[Entries shown start]
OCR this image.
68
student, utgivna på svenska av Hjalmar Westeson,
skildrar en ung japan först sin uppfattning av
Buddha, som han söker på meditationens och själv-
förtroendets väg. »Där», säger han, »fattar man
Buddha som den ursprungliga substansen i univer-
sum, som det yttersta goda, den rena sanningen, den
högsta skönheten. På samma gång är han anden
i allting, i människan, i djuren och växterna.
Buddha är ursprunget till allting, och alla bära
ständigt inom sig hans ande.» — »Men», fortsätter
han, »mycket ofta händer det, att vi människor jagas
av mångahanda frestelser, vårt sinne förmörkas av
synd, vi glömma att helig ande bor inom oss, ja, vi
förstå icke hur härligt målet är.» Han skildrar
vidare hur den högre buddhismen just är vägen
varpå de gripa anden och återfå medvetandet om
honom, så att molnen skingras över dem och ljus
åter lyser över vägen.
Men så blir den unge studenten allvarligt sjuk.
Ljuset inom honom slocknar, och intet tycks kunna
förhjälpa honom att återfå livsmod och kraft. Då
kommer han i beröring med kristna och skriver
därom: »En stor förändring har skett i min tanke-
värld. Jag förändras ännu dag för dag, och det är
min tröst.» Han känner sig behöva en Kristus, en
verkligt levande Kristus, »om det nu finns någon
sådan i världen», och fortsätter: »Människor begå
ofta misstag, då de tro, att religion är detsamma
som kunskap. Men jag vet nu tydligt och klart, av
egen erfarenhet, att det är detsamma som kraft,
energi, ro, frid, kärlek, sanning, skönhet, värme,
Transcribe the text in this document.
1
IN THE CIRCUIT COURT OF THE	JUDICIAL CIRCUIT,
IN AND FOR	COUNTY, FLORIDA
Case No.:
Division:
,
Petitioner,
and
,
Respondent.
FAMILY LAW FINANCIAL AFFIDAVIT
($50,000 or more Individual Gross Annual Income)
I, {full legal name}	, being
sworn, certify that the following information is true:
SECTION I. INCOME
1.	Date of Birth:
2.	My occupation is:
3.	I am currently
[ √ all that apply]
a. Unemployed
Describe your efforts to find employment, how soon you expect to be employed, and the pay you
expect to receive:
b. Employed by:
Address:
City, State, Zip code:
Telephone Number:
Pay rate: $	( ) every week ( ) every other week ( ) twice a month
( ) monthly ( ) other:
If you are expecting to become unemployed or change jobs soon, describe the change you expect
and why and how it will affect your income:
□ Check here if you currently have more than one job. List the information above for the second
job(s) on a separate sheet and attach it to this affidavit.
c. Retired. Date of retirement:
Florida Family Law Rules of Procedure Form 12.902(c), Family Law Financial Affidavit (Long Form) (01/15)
[Entries shown end]
Read the data above. Pull out each line in which the string "currently" appears.

Full output:
3.	I am currently
□ Check here if you currently have more than one job. List the information above for the second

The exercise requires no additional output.